The data must be returned in full and exactly as given.

:: RAW DATA

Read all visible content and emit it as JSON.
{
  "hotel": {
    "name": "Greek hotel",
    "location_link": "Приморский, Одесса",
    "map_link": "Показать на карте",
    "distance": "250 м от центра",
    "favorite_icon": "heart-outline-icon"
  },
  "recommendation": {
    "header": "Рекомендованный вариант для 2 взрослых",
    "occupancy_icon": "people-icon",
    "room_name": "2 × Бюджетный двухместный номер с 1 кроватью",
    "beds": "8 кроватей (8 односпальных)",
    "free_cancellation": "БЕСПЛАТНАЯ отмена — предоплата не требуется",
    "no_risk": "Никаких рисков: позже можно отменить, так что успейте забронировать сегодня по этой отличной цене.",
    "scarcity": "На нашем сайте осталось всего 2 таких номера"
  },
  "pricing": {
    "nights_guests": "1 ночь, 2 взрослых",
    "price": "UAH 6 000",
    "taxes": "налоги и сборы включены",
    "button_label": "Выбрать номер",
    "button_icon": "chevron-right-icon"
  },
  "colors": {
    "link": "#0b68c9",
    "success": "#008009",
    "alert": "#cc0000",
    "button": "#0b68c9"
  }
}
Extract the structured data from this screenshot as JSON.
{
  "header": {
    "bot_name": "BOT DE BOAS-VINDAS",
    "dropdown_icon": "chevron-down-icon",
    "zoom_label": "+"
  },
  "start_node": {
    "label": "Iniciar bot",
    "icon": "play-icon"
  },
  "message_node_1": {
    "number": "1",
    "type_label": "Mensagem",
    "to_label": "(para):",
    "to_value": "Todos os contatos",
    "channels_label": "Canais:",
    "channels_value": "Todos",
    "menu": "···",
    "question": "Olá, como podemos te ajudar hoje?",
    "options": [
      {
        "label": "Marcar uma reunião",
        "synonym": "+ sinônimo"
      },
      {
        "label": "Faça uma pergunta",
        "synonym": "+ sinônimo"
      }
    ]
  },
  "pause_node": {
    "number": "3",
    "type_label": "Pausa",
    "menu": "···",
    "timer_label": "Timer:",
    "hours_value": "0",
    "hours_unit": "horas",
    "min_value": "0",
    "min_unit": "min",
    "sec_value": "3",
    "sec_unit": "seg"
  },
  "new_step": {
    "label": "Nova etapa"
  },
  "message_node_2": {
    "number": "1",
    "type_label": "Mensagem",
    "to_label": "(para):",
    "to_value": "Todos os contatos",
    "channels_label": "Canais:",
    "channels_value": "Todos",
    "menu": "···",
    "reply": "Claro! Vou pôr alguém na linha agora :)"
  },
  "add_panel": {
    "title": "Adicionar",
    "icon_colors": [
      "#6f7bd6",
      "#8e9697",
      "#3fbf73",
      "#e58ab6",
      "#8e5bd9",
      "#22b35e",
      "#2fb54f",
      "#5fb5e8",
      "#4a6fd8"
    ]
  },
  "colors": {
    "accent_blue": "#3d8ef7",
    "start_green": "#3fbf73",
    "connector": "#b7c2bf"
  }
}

::::

**RESPONSE**.
Read all visible content and emit it as JSON.
{
  "hotel": {
    "name": "Greek hotel",
    "location_link": "Приморский, Одесса",
    "map_link": "Показать на карте",
    "distance": "250 м от центра",
    "favorite_icon": "heart-outline-icon"
  },
  "recommendation": {
    "header": "Рекомендованный вариант для 2 взрослых",
    "occupancy_icon": "people-icon",
    "room_name": "2 × Бюджетный двухместный номер с 1 кроватью",
    "beds": "8 кроватей (8 односпальных)",
    "free_cancellation": "БЕСПЛАТНАЯ отмена — предоплата не требуется",
    "no_risk": "Никаких рисков: позже можно отменить, так что успейте забронировать сегодня по этой отличной цене.",
    "scarcity": "На нашем сайте осталось всего 2 таких номера"
  },
  "pricing": {
    "nights_guests": "1 ночь, 2 взрослых",
    "price": "UAH 6 000",
    "taxes": "налоги и сборы включены",
    "button_label": "Выбрать номер",
    "button_icon": "chevron-right-icon"
  },
  "colors": {
    "link": "#0b68c9",
    "success": "#008009",
    "alert": "#cc0000",
    "button": "#0b68c9"
  }
}
Extract the structured data from this screenshot as JSON.
{
  "header": {
    "bot_name": "BOT DE BOAS-VINDAS",
    "dropdown_icon": "chevron-down-icon",
    "zoom_label": "+"
  },
  "start_node": {
    "label": "Iniciar bot",
    "icon": "play-icon"
  },
  "message_node_1": {
    "number": "1",
    "type_label": "Mensagem",
    "to_label": "(para):",
    "to_value": "Todos os contatos",
    "channels_label": "Canais:",
    "channels_value": "Todos",
    "menu": "···",
    "question": "Olá, como podemos te ajudar hoje?",
    "options": [
      {
        "label": "Marcar uma reunião",
        "synonym": "+ sinônimo"
      },
      {
        "label": "Faça uma pergunta",
        "synonym": "+ sinônimo"
      }
    ]
  },
  "pause_node": {
    "number": "3",
    "type_label": "Pausa",
    "menu": "···",
    "timer_label": "Timer:",
    "hours_value": "0",
    "hours_unit": "horas",
    "min_value": "0",
    "min_unit": "min",
    "sec_value": "3",
    "sec_unit": "seg"
  },
  "new_step": {
    "label": "Nova etapa"
  },
  "message_node_2": {
    "number": "1",
    "type_label": "Mensagem",
    "to_label": "(para):",
    "to_value": "Todos os contatos",
    "channels_label": "Canais:",
    "channels_value": "Todos",
    "menu": "···",
    "reply": "Claro! Vou pôr alguém na linha agora :)"
  },
  "add_panel": {
    "title": "Adicionar",
    "icon_colors": [
      "#6f7bd6",
      "#8e9697",
      "#3fbf73",
      "#e58ab6",
      "#8e5bd9",
      "#22b35e",
      "#2fb54f",
      "#5fb5e8",
      "#4a6fd8"
    ]
  },
  "colors": {
    "accent_blue": "#3d8ef7",
    "start_green": "#3fbf73",
    "connector": "#b7c2bf"
  }
}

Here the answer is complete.